Listings of element locations:
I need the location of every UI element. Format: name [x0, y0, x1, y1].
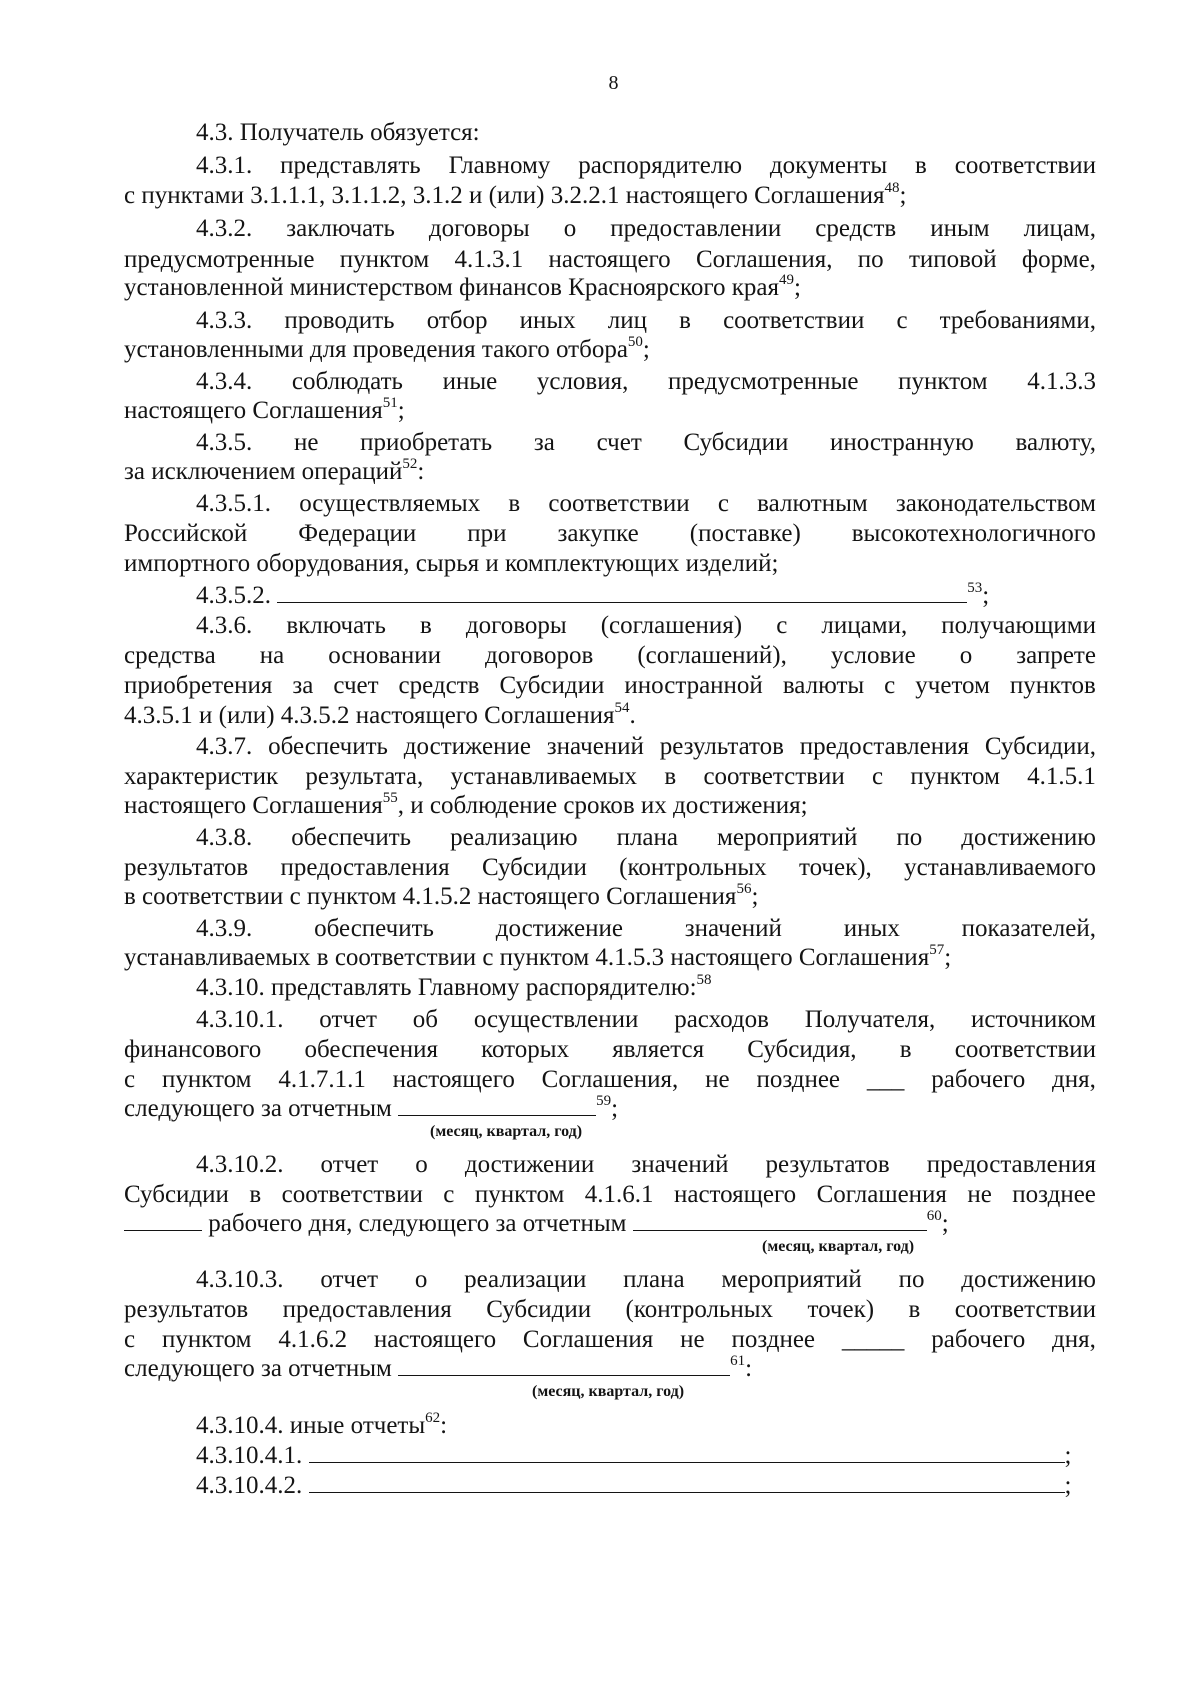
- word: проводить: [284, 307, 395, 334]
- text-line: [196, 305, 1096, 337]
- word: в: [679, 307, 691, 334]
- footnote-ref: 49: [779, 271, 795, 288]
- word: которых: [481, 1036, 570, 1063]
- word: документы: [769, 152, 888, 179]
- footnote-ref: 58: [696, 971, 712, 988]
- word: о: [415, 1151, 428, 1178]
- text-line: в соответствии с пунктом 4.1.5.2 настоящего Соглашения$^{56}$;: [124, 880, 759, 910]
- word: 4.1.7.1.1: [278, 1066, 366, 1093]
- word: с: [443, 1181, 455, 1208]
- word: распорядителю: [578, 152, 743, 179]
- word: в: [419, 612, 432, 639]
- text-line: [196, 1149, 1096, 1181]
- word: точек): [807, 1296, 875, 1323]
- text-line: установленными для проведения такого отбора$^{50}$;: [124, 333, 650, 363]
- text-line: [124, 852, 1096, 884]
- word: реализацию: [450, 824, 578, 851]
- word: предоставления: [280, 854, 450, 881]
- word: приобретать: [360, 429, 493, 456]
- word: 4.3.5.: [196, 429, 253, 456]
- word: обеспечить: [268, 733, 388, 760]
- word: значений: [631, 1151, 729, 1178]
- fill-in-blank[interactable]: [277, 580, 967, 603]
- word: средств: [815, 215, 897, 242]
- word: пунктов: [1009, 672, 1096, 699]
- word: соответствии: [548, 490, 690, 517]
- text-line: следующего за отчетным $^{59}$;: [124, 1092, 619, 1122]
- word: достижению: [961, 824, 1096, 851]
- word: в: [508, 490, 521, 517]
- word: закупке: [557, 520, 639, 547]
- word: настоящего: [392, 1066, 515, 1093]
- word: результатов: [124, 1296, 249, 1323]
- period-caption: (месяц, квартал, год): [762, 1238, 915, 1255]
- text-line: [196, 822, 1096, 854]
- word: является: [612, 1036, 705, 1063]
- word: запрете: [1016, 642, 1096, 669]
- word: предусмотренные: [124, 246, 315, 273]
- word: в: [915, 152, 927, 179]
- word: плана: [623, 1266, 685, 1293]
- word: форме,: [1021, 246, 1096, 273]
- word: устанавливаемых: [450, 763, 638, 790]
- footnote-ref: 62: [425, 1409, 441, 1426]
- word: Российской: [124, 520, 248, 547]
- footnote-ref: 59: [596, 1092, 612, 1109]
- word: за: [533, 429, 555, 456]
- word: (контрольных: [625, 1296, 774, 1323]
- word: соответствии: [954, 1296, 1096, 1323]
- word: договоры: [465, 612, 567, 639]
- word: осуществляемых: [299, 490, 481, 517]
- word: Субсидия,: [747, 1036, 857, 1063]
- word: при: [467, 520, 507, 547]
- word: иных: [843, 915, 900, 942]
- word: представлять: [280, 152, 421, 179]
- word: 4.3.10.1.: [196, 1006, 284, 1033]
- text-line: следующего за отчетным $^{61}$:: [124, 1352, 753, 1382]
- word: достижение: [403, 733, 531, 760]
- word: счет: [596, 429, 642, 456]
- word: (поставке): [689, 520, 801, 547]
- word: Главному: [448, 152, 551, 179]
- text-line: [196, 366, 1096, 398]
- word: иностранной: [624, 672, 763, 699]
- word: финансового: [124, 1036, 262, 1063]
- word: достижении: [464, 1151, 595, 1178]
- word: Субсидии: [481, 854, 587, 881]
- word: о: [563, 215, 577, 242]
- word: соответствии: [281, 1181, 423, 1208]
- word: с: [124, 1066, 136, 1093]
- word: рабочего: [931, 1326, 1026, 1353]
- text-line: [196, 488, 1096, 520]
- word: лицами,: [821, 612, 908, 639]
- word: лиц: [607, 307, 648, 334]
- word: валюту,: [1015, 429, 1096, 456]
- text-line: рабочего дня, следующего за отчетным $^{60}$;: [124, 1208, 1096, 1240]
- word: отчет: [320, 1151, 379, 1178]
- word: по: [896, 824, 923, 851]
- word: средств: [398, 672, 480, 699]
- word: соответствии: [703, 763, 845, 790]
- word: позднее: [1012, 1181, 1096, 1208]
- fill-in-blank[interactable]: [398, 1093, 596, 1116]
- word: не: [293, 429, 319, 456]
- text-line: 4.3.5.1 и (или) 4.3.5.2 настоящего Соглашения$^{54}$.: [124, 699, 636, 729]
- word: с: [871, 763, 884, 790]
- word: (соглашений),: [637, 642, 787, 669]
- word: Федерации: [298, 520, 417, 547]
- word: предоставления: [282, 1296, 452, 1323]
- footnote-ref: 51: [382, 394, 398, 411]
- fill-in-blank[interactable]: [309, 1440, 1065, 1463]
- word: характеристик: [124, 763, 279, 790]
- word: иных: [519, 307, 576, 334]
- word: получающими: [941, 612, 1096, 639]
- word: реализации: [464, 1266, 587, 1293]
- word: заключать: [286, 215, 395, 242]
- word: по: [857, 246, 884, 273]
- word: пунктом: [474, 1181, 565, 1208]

→ **The problem**
Quote all the entries above verbatim, leaving out the picture lines.

→ **Task solution**
I need the location of every UI element. Format: name [x0, y0, x1, y1].
- word: проводить: [284, 307, 395, 334]
- text-line: [196, 305, 1096, 337]
- word: в: [679, 307, 691, 334]
- footnote-ref: 49: [779, 271, 795, 288]
- word: которых: [481, 1036, 570, 1063]
- word: документы: [769, 152, 888, 179]
- footnote-ref: 58: [696, 971, 712, 988]
- word: о: [415, 1151, 428, 1178]
- text-line: в соответствии с пунктом 4.1.5.2 настоящего Соглашения$^{56}$;: [124, 880, 759, 910]
- word: 4.1.7.1.1: [278, 1066, 366, 1093]
- word: с: [443, 1181, 455, 1208]
- word: распорядителю: [578, 152, 743, 179]
- word: в: [419, 612, 432, 639]
- text-line: [196, 1149, 1096, 1181]
- word: точек): [807, 1296, 875, 1323]
- text-line: установленными для проведения такого отбора$^{50}$;: [124, 333, 650, 363]
- text-line: [124, 852, 1096, 884]
- word: реализацию: [450, 824, 578, 851]
- word: предоставления: [280, 854, 450, 881]
- word: приобретать: [360, 429, 493, 456]
- word: 4.3.5.: [196, 429, 253, 456]
- word: обеспечить: [268, 733, 388, 760]
- word: значений: [631, 1151, 729, 1178]
- fill-in-blank[interactable]: [277, 580, 967, 603]
- word: средств: [815, 215, 897, 242]
- word: пунктов: [1009, 672, 1096, 699]
- word: соответствии: [548, 490, 690, 517]
- text-line: следующего за отчетным $^{59}$;: [124, 1092, 619, 1122]
- word: достижению: [961, 824, 1096, 851]
- word: в: [508, 490, 521, 517]
- word: закупке: [557, 520, 639, 547]
- word: настоящего: [392, 1066, 515, 1093]
- word: результатов: [124, 1296, 249, 1323]
- period-caption: (месяц, квартал, год): [762, 1238, 915, 1255]
- text-line: [196, 822, 1096, 854]
- word: является: [612, 1036, 705, 1063]
- word: запрете: [1016, 642, 1096, 669]
- word: предусмотренные: [124, 246, 315, 273]
- word: в: [915, 152, 927, 179]
- word: плана: [623, 1266, 685, 1293]
- word: форме,: [1021, 246, 1096, 273]
- word: устанавливаемых: [450, 763, 638, 790]
- footnote-ref: 62: [425, 1409, 441, 1426]
- word: Российской: [124, 520, 248, 547]
- footnote-ref: 59: [596, 1092, 612, 1109]
- word: за: [533, 429, 555, 456]
- word: (контрольных: [625, 1296, 774, 1323]
- word: соответствии: [954, 1296, 1096, 1323]
- word: договоры: [465, 612, 567, 639]
- word: осуществляемых: [299, 490, 481, 517]
- word: Субсидия,: [747, 1036, 857, 1063]
- word: при: [467, 520, 507, 547]
- word: иных: [843, 915, 900, 942]
- word: представлять: [280, 152, 421, 179]
- word: 4.3.10.1.: [196, 1006, 284, 1033]
- text-line: следующего за отчетным $^{61}$:: [124, 1352, 753, 1382]
- word: достижение: [403, 733, 531, 760]
- word: счет: [596, 429, 642, 456]
- word: (поставке): [689, 520, 801, 547]
- word: Главному: [448, 152, 551, 179]
- text-line: [196, 366, 1096, 398]
- word: иностранной: [624, 672, 763, 699]
- word: финансового: [124, 1036, 262, 1063]
- word: достижении: [464, 1151, 595, 1178]
- word: Субсидии: [481, 854, 587, 881]
- word: о: [563, 215, 577, 242]
- word: соответствии: [281, 1181, 423, 1208]
- word: с: [124, 1066, 136, 1093]
- word: рабочего: [931, 1326, 1026, 1353]
- text-line: [196, 488, 1096, 520]
- word: лицами,: [821, 612, 908, 639]
- word: лиц: [607, 307, 648, 334]
- word: валюту,: [1015, 429, 1096, 456]
- text-line: рабочего дня, следующего за отчетным $^{60}$;: [124, 1208, 1096, 1240]
- word: отчет: [320, 1151, 379, 1178]
- word: по: [896, 824, 923, 851]
- word: средств: [398, 672, 480, 699]
- word: соответствии: [703, 763, 845, 790]
- word: позднее: [1012, 1181, 1096, 1208]
- fill-in-blank[interactable]: [398, 1093, 596, 1116]
- word: не: [293, 429, 319, 456]
- text-line: 4.3.5.1 и (или) 4.3.5.2 настоящего Соглашения$^{54}$.: [124, 699, 636, 729]
- word: с: [871, 763, 884, 790]
- word: (соглашений),: [637, 642, 787, 669]
- word: Федерации: [298, 520, 417, 547]
- word: предоставления: [282, 1296, 452, 1323]
- footnote-ref: 51: [382, 394, 398, 411]
- fill-in-blank[interactable]: [309, 1440, 1065, 1463]
- word: характеристик: [124, 763, 279, 790]
- word: иных: [519, 307, 576, 334]
- word: получающими: [941, 612, 1096, 639]
- word: реализации: [464, 1266, 587, 1293]
- word: заключать: [286, 215, 395, 242]
- word: по: [857, 246, 884, 273]
- word: пунктом: [474, 1181, 565, 1208]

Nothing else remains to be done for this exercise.